**Исходный текст**
######

Мы будем помнить: Элина Быстрицкая о любви, смелости, войне и кино | Salt

Мы будем помнить: Элина Быстрицкая о любви, смелости, войне и кино

Ролевая модель
Анна Родина
Анна Родина
26 апреля 2019, 8:16
Salt: главное здесь, остальное по вкусу - Мы будем помнить: Элина Быстрицкая о любви, смелости, войне и кино
Умерла Элина Быстрицкая. Она была безумно талантливой, мудрой, несгибаемой и скромной. Она сочетала — и в характере, и в жизни — то, что другим соединить бы не хватило сил: прошла войну, наперекор отцу поступила в театр; принципиально и твёрдо настаивала на своем, когда дело касалось достоинства и чести, но никогда не шла по головам — не боролась за роли, не стремилась к богатству. Никогда не верила в то, что внешность или слава могут открыть множество дверей. Была счастлива и несчастна. Всегда говорила то, что думает. Прощайте, Элина Авраамовна. Мы будем вас помнить.

О первой роли

«Жили мы в квартире, которая принадлежала бабушке. В одной комнатке ютились бабушка, старшая мамина сестра и мой двоюродный брат. Во второй, в десять квадратных метров, — папа, мама и я. В комнатке стояли родительская кровать, моя кроватка, а когда через девять лет появилась сестричка, она заняла кроватку, а меня „выселили“ на раскладушку.
В нашем доме на лестнице был устроен детский „театр“. Были места для зрителей — родителей и соседей, между этажами площадка — сцена и балкон — закулисье. Особенно часто мы представляли что-нибудь из „Чапаева“. Чапаем был мой двоюродный брат, я, естественно, — Петькой. Выходила и важно командовала: „Тихо! Чапай думать будет!“ Мне казалось, что я говорила это строго, и не понимала, почему взрослые весело смеются».

######

**Записанные данные**
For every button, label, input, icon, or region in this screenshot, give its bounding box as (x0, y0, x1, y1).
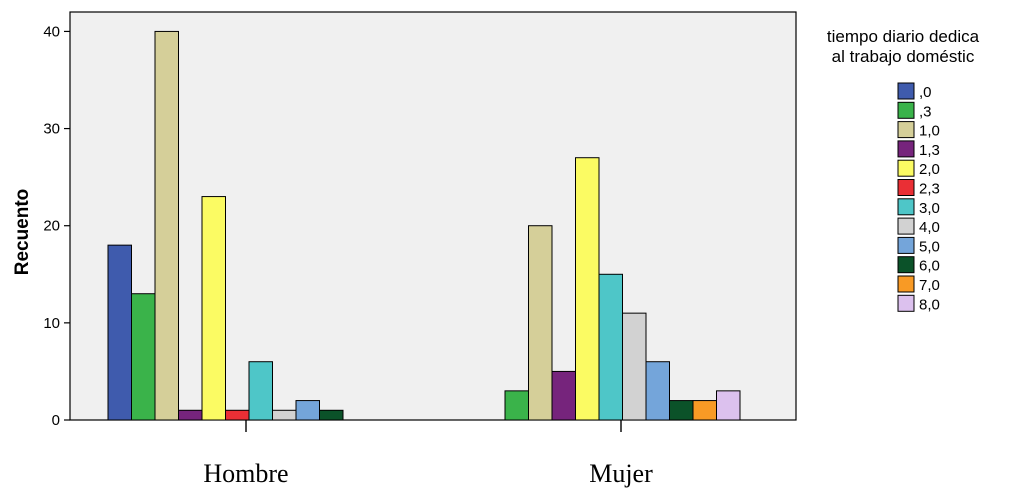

######

**Задание**
Выпишите из текста об Элине Быстрицкой все качества, названные в предложении «Она была безумно талантливой, мудрой, несгибаемой и скромной».

**Ответ**
В этом предложении названы четыре качества: безумно талантливая, мудрая, несгибаемая и скромная.